### WRITTEN TASK
Reproduce every line of the listing as written, apart from the pictures.

### MATERIAL SHOWN

Start

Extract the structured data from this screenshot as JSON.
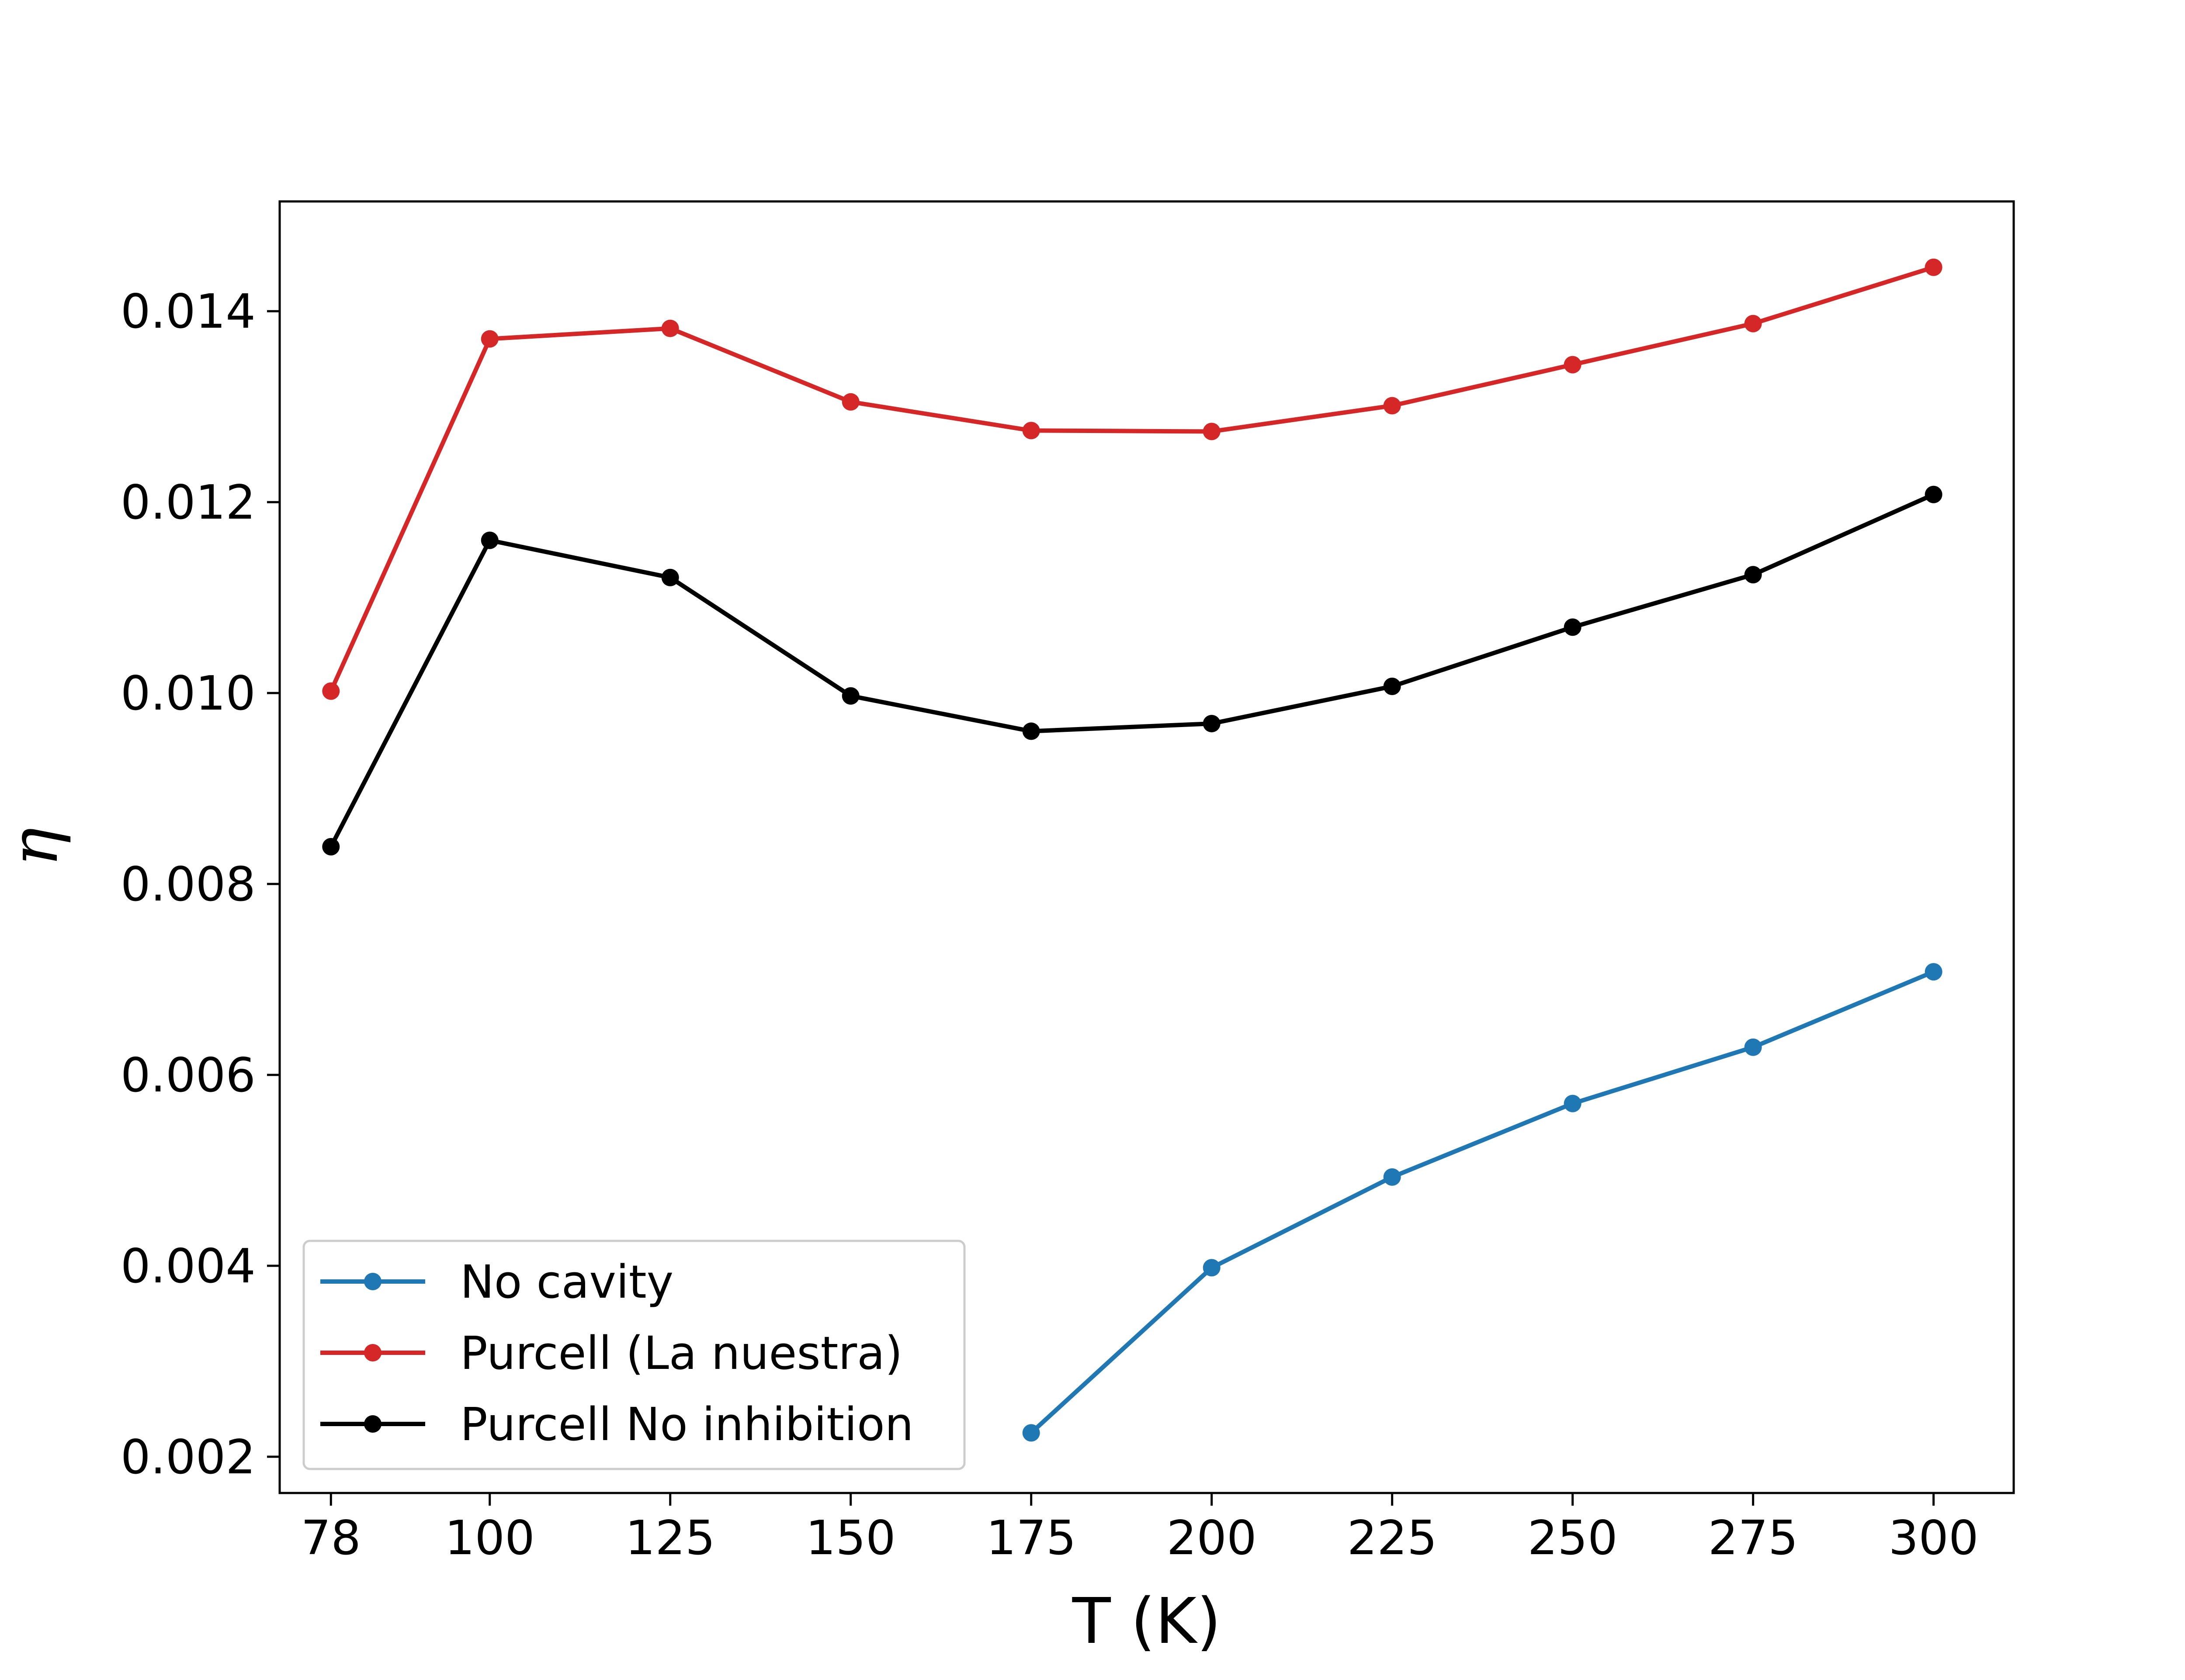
{
  "chart_data": {
    "type": "line",
    "xlabel": "T (K)",
    "ylabel": "η",
    "xlim": [
      70.9,
      311.1
    ],
    "ylim": [
      0.00162,
      0.01515
    ],
    "xticks": [
      78,
      100,
      125,
      150,
      175,
      200,
      225,
      250,
      275,
      300
    ],
    "xtick_labels": [
      "78",
      "100",
      "125",
      "150",
      "175",
      "200",
      "225",
      "250",
      "275",
      "300"
    ],
    "yticks": [
      0.002,
      0.004,
      0.006,
      0.008,
      0.01,
      0.012,
      0.014
    ],
    "ytick_labels": [
      "0.002",
      "0.004",
      "0.006",
      "0.008",
      "0.010",
      "0.012",
      "0.014"
    ],
    "grid": false,
    "legend_position": "lower-left",
    "series": [
      {
        "name": "No cavity",
        "color": "#1f77b4",
        "x": [
          175,
          200,
          225,
          250,
          275,
          300
        ],
        "y": [
          0.00225,
          0.00398,
          0.00493,
          0.0057,
          0.00629,
          0.00708
        ]
      },
      {
        "name": "Purcell (La nuestra)",
        "color": "#d62728",
        "x": [
          78,
          100,
          125,
          150,
          175,
          200,
          225,
          250,
          275,
          300
        ],
        "y": [
          0.01002,
          0.01371,
          0.01382,
          0.01305,
          0.01275,
          0.01274,
          0.01301,
          0.01344,
          0.01387,
          0.01446
        ]
      },
      {
        "name": "Purcell No inhibition",
        "color": "#000000",
        "x": [
          78,
          100,
          125,
          150,
          175,
          200,
          225,
          250,
          275,
          300
        ],
        "y": [
          0.00839,
          0.0116,
          0.01121,
          0.00997,
          0.0096,
          0.00968,
          0.01007,
          0.01069,
          0.01124,
          0.01208
        ]
      }
    ]
  }
}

End

### RESPONSE TO THIS EXERCISE
Extract the structured data from this screenshot as JSON.
{
  "chart_data": {
    "type": "line",
    "xlabel": "T (K)",
    "ylabel": "η",
    "xlim": [
      70.9,
      311.1
    ],
    "ylim": [
      0.00162,
      0.01515
    ],
    "xticks": [
      78,
      100,
      125,
      150,
      175,
      200,
      225,
      250,
      275,
      300
    ],
    "xtick_labels": [
      "78",
      "100",
      "125",
      "150",
      "175",
      "200",
      "225",
      "250",
      "275",
      "300"
    ],
    "yticks": [
      0.002,
      0.004,
      0.006,
      0.008,
      0.01,
      0.012,
      0.014
    ],
    "ytick_labels": [
      "0.002",
      "0.004",
      "0.006",
      "0.008",
      "0.010",
      "0.012",
      "0.014"
    ],
    "grid": false,
    "legend_position": "lower-left",
    "series": [
      {
        "name": "No cavity",
        "color": "#1f77b4",
        "x": [
          175,
          200,
          225,
          250,
          275,
          300
        ],
        "y": [
          0.00225,
          0.00398,
          0.00493,
          0.0057,
          0.00629,
          0.00708
        ]
      },
      {
        "name": "Purcell (La nuestra)",
        "color": "#d62728",
        "x": [
          78,
          100,
          125,
          150,
          175,
          200,
          225,
          250,
          275,
          300
        ],
        "y": [
          0.01002,
          0.01371,
          0.01382,
          0.01305,
          0.01275,
          0.01274,
          0.01301,
          0.01344,
          0.01387,
          0.01446
        ]
      },
      {
        "name": "Purcell No inhibition",
        "color": "#000000",
        "x": [
          78,
          100,
          125,
          150,
          175,
          200,
          225,
          250,
          275,
          300
        ],
        "y": [
          0.00839,
          0.0116,
          0.01121,
          0.00997,
          0.0096,
          0.00968,
          0.01007,
          0.01069,
          0.01124,
          0.01208
        ]
      }
    ]
  }
}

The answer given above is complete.